What you will do
Read the entries below and pull out each line with the string "contains".
● ● ● ● ● ● ●
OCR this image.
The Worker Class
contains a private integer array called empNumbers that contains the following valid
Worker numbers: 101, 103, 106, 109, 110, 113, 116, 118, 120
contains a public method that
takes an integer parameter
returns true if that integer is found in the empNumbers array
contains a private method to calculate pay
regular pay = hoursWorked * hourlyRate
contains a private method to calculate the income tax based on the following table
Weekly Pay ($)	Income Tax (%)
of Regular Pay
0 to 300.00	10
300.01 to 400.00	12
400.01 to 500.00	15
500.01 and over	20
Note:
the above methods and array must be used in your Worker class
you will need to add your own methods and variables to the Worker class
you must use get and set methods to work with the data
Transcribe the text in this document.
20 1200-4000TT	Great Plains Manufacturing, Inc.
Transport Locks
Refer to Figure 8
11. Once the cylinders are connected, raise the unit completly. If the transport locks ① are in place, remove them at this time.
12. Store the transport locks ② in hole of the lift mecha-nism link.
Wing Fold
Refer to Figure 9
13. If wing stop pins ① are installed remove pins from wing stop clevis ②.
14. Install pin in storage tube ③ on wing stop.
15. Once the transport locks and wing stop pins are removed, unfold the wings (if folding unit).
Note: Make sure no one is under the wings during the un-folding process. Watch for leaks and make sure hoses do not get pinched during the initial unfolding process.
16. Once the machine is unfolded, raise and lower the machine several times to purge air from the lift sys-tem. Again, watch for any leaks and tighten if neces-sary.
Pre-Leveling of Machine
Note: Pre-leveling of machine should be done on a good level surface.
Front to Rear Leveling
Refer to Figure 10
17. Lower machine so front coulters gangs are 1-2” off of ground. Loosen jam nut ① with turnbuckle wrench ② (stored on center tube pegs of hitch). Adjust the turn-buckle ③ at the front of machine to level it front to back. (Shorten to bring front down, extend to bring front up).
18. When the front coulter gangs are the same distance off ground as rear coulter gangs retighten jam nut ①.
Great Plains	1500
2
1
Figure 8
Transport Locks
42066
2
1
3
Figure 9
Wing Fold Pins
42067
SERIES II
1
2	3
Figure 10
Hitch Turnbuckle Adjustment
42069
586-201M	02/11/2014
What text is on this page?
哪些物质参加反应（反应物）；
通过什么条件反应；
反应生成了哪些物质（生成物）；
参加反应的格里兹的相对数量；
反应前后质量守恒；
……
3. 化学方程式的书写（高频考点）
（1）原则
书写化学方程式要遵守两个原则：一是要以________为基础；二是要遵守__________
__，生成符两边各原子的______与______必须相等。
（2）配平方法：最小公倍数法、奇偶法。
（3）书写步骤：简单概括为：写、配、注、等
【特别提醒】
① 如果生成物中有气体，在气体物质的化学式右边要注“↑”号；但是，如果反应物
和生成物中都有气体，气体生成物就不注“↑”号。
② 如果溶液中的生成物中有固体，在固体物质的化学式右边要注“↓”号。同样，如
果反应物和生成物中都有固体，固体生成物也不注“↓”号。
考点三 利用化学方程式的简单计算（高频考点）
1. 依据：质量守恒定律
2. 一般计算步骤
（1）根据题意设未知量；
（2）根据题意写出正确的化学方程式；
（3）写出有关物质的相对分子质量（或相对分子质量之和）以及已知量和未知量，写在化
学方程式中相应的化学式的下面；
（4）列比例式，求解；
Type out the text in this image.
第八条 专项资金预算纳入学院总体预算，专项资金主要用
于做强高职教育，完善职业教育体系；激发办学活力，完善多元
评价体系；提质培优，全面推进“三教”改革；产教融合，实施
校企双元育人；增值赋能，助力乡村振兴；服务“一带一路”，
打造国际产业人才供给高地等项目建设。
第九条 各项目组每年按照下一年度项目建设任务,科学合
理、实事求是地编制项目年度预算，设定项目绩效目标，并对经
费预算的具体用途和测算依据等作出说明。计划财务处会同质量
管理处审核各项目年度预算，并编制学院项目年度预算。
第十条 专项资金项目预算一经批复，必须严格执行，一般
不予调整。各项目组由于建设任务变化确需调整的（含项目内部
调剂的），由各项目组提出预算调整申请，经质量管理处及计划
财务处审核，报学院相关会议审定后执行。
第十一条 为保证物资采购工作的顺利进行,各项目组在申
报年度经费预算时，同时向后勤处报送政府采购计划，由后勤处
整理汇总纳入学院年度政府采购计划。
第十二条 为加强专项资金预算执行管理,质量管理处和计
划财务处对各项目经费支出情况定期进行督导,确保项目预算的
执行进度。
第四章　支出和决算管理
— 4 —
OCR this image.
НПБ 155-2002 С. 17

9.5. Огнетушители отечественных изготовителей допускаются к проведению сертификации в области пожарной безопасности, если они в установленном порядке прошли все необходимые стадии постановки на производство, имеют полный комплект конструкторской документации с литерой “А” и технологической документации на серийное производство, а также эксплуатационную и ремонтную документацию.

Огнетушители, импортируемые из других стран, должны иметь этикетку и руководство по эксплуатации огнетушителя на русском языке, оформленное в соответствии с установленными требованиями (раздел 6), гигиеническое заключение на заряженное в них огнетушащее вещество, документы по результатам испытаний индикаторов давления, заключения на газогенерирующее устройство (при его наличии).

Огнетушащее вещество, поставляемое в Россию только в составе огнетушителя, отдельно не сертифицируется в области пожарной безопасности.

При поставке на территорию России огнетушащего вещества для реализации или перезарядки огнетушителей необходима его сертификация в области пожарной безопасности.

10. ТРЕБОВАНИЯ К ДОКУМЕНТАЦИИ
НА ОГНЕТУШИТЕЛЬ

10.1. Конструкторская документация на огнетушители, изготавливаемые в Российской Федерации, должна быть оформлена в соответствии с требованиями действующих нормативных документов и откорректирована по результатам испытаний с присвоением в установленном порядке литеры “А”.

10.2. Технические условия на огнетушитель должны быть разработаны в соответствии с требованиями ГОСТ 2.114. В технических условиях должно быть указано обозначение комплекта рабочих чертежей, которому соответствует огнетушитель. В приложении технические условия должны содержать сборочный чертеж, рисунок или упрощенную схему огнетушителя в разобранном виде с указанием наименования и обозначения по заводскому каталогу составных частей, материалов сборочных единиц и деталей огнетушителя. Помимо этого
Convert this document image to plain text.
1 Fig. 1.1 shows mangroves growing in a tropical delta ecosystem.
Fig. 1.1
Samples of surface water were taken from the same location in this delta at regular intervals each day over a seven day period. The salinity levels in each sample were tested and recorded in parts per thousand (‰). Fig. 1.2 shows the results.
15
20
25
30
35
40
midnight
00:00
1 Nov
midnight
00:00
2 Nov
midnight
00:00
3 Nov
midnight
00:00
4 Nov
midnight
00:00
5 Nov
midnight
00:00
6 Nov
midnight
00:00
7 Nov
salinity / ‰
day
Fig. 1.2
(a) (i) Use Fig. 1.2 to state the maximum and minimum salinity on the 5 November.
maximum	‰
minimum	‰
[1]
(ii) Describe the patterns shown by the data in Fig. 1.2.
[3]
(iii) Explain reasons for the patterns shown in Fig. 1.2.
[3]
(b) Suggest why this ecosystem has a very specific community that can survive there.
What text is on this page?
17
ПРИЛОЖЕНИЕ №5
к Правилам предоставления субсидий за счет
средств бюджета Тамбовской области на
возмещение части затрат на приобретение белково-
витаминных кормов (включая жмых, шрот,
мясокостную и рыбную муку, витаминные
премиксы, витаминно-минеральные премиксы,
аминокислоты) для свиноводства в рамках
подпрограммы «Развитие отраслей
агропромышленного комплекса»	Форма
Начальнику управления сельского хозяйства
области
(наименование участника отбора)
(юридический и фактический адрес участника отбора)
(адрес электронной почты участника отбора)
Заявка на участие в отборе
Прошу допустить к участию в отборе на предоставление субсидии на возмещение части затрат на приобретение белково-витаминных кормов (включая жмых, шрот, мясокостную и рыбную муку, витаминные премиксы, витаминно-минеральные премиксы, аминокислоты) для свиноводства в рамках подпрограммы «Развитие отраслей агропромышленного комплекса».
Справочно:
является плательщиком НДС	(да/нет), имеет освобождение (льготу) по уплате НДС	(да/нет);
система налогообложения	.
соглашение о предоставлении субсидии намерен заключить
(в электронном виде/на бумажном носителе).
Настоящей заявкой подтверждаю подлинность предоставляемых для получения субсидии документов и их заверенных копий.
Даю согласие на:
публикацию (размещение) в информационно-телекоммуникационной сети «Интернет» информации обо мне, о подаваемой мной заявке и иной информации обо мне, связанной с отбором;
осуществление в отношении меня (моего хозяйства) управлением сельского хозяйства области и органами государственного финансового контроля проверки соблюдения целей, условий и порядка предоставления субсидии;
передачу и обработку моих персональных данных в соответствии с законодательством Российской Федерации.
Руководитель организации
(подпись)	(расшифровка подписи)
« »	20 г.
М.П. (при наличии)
● ● ● ● ● ● ●
Written response
contains a private integer array called empNumbers that contains the following valid
contains a public method that
contains a private method to calculate pay
contains a private method to calculate the income tax based on the following table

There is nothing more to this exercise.